Your goal: In the data that follows, count each line holding the string "JSON"; answer with the number only.

[Figure collection entries]
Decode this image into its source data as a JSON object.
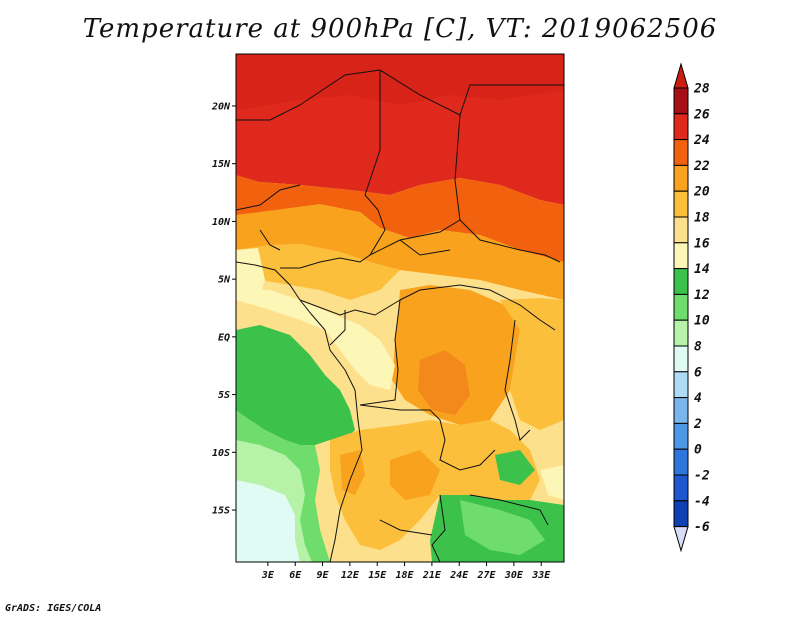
{
  "title": "Temperature at 900hPa [C], VT: 2019062506",
  "credit": "GrADS: IGES/COLA",
  "map": {
    "lat_range": [
      -19.5,
      24.5
    ],
    "lon_range": [
      -0.5,
      35.5
    ],
    "lat_ticks": [
      {
        "value": 20,
        "label": "20N"
      },
      {
        "value": 15,
        "label": "15N"
      },
      {
        "value": 10,
        "label": "10N"
      },
      {
        "value": 5,
        "label": "5N"
      },
      {
        "value": 0,
        "label": "EQ"
      },
      {
        "value": -5,
        "label": "5S"
      },
      {
        "value": -10,
        "label": "10S"
      },
      {
        "value": -15,
        "label": "15S"
      }
    ],
    "lon_ticks": [
      {
        "value": 3,
        "label": "3E"
      },
      {
        "value": 6,
        "label": "6E"
      },
      {
        "value": 9,
        "label": "9E"
      },
      {
        "value": 12,
        "label": "12E"
      },
      {
        "value": 15,
        "label": "15E"
      },
      {
        "value": 18,
        "label": "18E"
      },
      {
        "value": 21,
        "label": "21E"
      },
      {
        "value": 24,
        "label": "24E"
      },
      {
        "value": 27,
        "label": "27E"
      },
      {
        "value": 30,
        "label": "30E"
      },
      {
        "value": 33,
        "label": "33E"
      }
    ]
  },
  "colorbar": {
    "levels": [
      {
        "label": "28",
        "color": "#a50f15"
      },
      {
        "label": "26",
        "color": "#e0291d"
      },
      {
        "label": "24",
        "color": "#f2620e"
      },
      {
        "label": "22",
        "color": "#f9a21e"
      },
      {
        "label": "20",
        "color": "#fbbf3c"
      },
      {
        "label": "18",
        "color": "#fde08c"
      },
      {
        "label": "16",
        "color": "#fdf7b7"
      },
      {
        "label": "14",
        "color": "#3cc24b"
      },
      {
        "label": "12",
        "color": "#6edd6c"
      },
      {
        "label": "10",
        "color": "#b6f2a8"
      },
      {
        "label": "8",
        "color": "#e0fbf3"
      },
      {
        "label": "6",
        "color": "#aedcf4"
      },
      {
        "label": "4",
        "color": "#7ab6ec"
      },
      {
        "label": "2",
        "color": "#4d97e6"
      },
      {
        "label": "0",
        "color": "#2f76dc"
      },
      {
        "label": "-2",
        "color": "#1e58d0"
      },
      {
        "label": "-4",
        "color": "#1140b2"
      },
      {
        "label": "-6",
        "color": "#0b2a92"
      }
    ],
    "top_color": "#cc1e10",
    "bottom_color": "#d9dcf7"
  }
}
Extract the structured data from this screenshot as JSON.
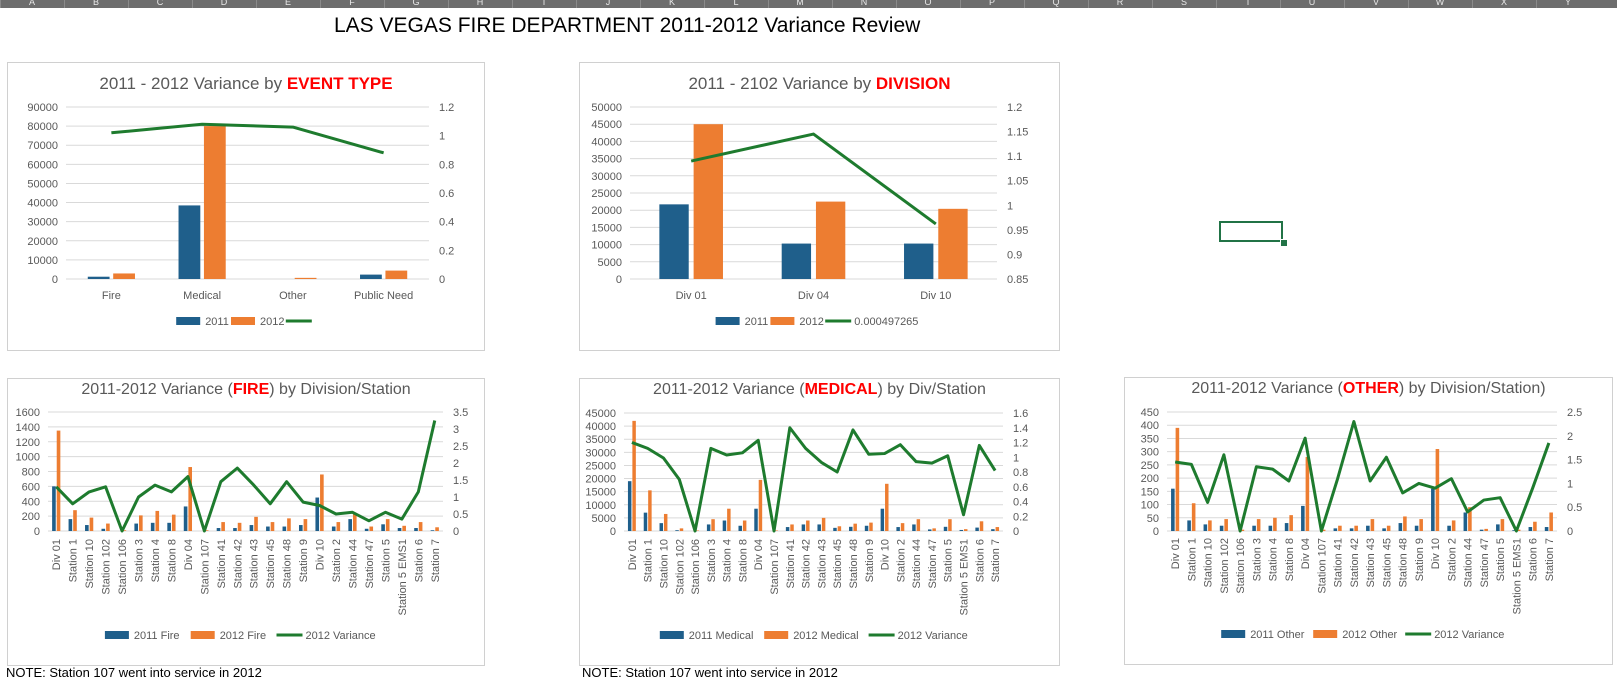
{
  "spreadsheet": {
    "columns": [
      "A",
      "B",
      "C",
      "D",
      "E",
      "F",
      "G",
      "H",
      "I",
      "J",
      "K",
      "L",
      "M",
      "N",
      "O",
      "P",
      "Q",
      "R",
      "S",
      "T",
      "U",
      "V",
      "W",
      "X",
      "Y"
    ],
    "title": "LAS VEGAS FIRE DEPARTMENT 2011-2012 Variance Review",
    "notes": [
      "NOTE: Station 107 went into service in 2012",
      "NOTE: Station 107 went into service in 2012"
    ]
  },
  "colors": {
    "s2011": "#1f5f8b",
    "s2012": "#ed7d31",
    "variance": "#1e7b2e",
    "accent": "#ff0000"
  },
  "chart_data": [
    {
      "type": "bar",
      "title_prefix": "2011 - 2012 Variance by ",
      "title_accent": "EVENT TYPE",
      "title_suffix": "",
      "categories": [
        "Fire",
        "Medical",
        "Other",
        "Public Need"
      ],
      "series": [
        {
          "name": "2011",
          "values": [
            1200,
            38500,
            0,
            2300
          ]
        },
        {
          "name": "2012",
          "values": [
            2900,
            80000,
            600,
            4400
          ]
        },
        {
          "name": "",
          "values": [
            1.02,
            1.08,
            1.06,
            0.88
          ],
          "kind": "line",
          "axis": "right"
        }
      ],
      "y_ticks": [
        "0",
        "10000",
        "20000",
        "30000",
        "40000",
        "50000",
        "60000",
        "70000",
        "80000",
        "90000"
      ],
      "ylim": [
        0,
        90000
      ],
      "y2_ticks": [
        "0",
        "0.2",
        "0.4",
        "0.6",
        "0.8",
        "1",
        "1.2"
      ],
      "y2lim": [
        0,
        1.2
      ],
      "legend": "bottom"
    },
    {
      "type": "bar",
      "title_prefix": "2011 - 2102 Variance by ",
      "title_accent": "DIVISION",
      "title_suffix": "",
      "categories": [
        "Div 01",
        "Div 04",
        "Div 10"
      ],
      "series": [
        {
          "name": "2011",
          "values": [
            21700,
            10300,
            10300
          ]
        },
        {
          "name": "2012",
          "values": [
            45000,
            22500,
            20400
          ]
        },
        {
          "name": "0.000497265",
          "values": [
            1.09,
            1.145,
            0.962
          ],
          "kind": "line",
          "axis": "right"
        }
      ],
      "y_ticks": [
        "0",
        "5000",
        "10000",
        "15000",
        "20000",
        "25000",
        "30000",
        "35000",
        "40000",
        "45000",
        "50000"
      ],
      "ylim": [
        0,
        50000
      ],
      "y2_ticks": [
        "0.85",
        "0.9",
        "0.95",
        "1",
        "1.05",
        "1.1",
        "1.15",
        "1.2"
      ],
      "y2lim": [
        0.85,
        1.2
      ],
      "legend": "bottom"
    },
    {
      "type": "bar",
      "title_prefix": "2011-2012 Variance (",
      "title_accent": "FIRE",
      "title_suffix": ") by Division/Station",
      "categories": [
        "Div 01",
        "Station 1",
        "Station 10",
        "Station 102",
        "Station 106",
        "Station 3",
        "Station 4",
        "Station 8",
        "Div 04",
        "Station 107",
        "Station 41",
        "Station 42",
        "Station 43",
        "Station 45",
        "Station 48",
        "Station 9",
        "Div 10",
        "Station 2",
        "Station 44",
        "Station 47",
        "Station 5",
        "Station 5 EMS1",
        "Station 6",
        "Station 7"
      ],
      "series": [
        {
          "name": "2011 Fire",
          "values": [
            600,
            160,
            80,
            30,
            0,
            100,
            110,
            110,
            330,
            0,
            40,
            40,
            80,
            60,
            60,
            80,
            450,
            60,
            160,
            30,
            90,
            40,
            40,
            10
          ]
        },
        {
          "name": "2012 Fire",
          "values": [
            1350,
            280,
            180,
            100,
            10,
            210,
            270,
            220,
            860,
            10,
            120,
            110,
            190,
            120,
            170,
            160,
            760,
            120,
            230,
            60,
            160,
            70,
            120,
            50
          ]
        },
        {
          "name": "2012 Variance",
          "values": [
            1.3,
            0.8,
            1.15,
            1.3,
            0.0,
            1.0,
            1.35,
            1.15,
            1.6,
            0.0,
            1.45,
            1.85,
            1.35,
            0.8,
            1.45,
            0.85,
            0.75,
            0.5,
            0.55,
            0.3,
            0.55,
            0.35,
            1.15,
            3.25
          ],
          "kind": "line",
          "axis": "right"
        }
      ],
      "y_ticks": [
        "0",
        "200",
        "400",
        "600",
        "800",
        "1000",
        "1200",
        "1400",
        "1600"
      ],
      "ylim": [
        0,
        1600
      ],
      "y2_ticks": [
        "0",
        "0.5",
        "1",
        "1.5",
        "2",
        "2.5",
        "3",
        "3.5"
      ],
      "y2lim": [
        0,
        3.5
      ],
      "legend": "bottom"
    },
    {
      "type": "bar",
      "title_prefix": "2011-2012 Variance (",
      "title_accent": "MEDICAL",
      "title_suffix": ") by Div/Station",
      "categories": [
        "Div 01",
        "Station 1",
        "Station 10",
        "Station 102",
        "Station 106",
        "Station 3",
        "Station 4",
        "Station 8",
        "Div 04",
        "Station 107",
        "Station 41",
        "Station 42",
        "Station 43",
        "Station 45",
        "Station 48",
        "Station 9",
        "Div 10",
        "Station 2",
        "Station 44",
        "Station 47",
        "Station 5",
        "Station 5 EMS1",
        "Station 6",
        "Station 7"
      ],
      "series": [
        {
          "name": "2011 Medical",
          "values": [
            19000,
            7000,
            3000,
            300,
            0,
            2500,
            4000,
            2000,
            8500,
            0,
            1500,
            2500,
            2500,
            1200,
            1600,
            2000,
            8500,
            1500,
            2500,
            600,
            1600,
            400,
            1300,
            700
          ]
        },
        {
          "name": "2012 Medical",
          "values": [
            42000,
            15500,
            6500,
            1000,
            200,
            4500,
            8500,
            4000,
            19500,
            200,
            2500,
            4000,
            5000,
            1800,
            2800,
            3200,
            18000,
            3000,
            4500,
            1000,
            4500,
            700,
            3700,
            1500
          ]
        },
        {
          "name": "2012 Variance",
          "values": [
            1.2,
            1.12,
            0.99,
            0.7,
            0.0,
            1.12,
            1.03,
            1.06,
            1.23,
            0.0,
            1.4,
            1.12,
            0.93,
            0.8,
            1.37,
            1.04,
            1.05,
            1.17,
            0.94,
            0.92,
            1.02,
            0.22,
            1.16,
            0.82
          ],
          "kind": "line",
          "axis": "right"
        }
      ],
      "y_ticks": [
        "0",
        "5000",
        "10000",
        "15000",
        "20000",
        "25000",
        "30000",
        "35000",
        "40000",
        "45000"
      ],
      "ylim": [
        0,
        45000
      ],
      "y2_ticks": [
        "0",
        "0.2",
        "0.4",
        "0.6",
        "0.8",
        "1",
        "1.2",
        "1.4",
        "1.6"
      ],
      "y2lim": [
        0,
        1.6
      ],
      "legend": "bottom"
    },
    {
      "type": "bar",
      "title_prefix": "2011-2012 Variance (",
      "title_accent": "OTHER",
      "title_suffix": ") by Division/Station)",
      "categories": [
        "Div 01",
        "Station 1",
        "Station 10",
        "Station 102",
        "Station 106",
        "Station 3",
        "Station 4",
        "Station 8",
        "Div 04",
        "Station 107",
        "Station 41",
        "Station 42",
        "Station 43",
        "Station 45",
        "Station 48",
        "Station 9",
        "Div 10",
        "Station 2",
        "Station 44",
        "Station 47",
        "Station 5",
        "Station 5 EMS1",
        "Station 6",
        "Station 7"
      ],
      "series": [
        {
          "name": "2011 Other",
          "values": [
            160,
            40,
            25,
            20,
            0,
            20,
            20,
            30,
            95,
            0,
            10,
            10,
            20,
            10,
            30,
            20,
            160,
            20,
            70,
            5,
            25,
            3,
            15,
            15
          ]
        },
        {
          "name": "2012 Other",
          "values": [
            390,
            105,
            40,
            45,
            5,
            45,
            50,
            60,
            280,
            5,
            20,
            20,
            45,
            20,
            55,
            45,
            310,
            40,
            90,
            8,
            45,
            5,
            35,
            70
          ]
        },
        {
          "name": "2012 Variance",
          "values": [
            1.45,
            1.4,
            0.6,
            1.6,
            0.0,
            1.35,
            1.3,
            1.05,
            1.95,
            0.0,
            1.1,
            2.3,
            1.05,
            1.55,
            0.8,
            1.0,
            0.9,
            1.1,
            0.4,
            0.65,
            0.7,
            0.0,
            0.9,
            1.85
          ],
          "kind": "line",
          "axis": "right"
        }
      ],
      "y_ticks": [
        "0",
        "50",
        "100",
        "150",
        "200",
        "250",
        "300",
        "350",
        "400",
        "450"
      ],
      "ylim": [
        0,
        450
      ],
      "y2_ticks": [
        "0",
        "0.5",
        "1",
        "1.5",
        "2",
        "2.5"
      ],
      "y2lim": [
        0,
        2.5
      ],
      "legend": "bottom"
    }
  ]
}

Solution to this exercise: 2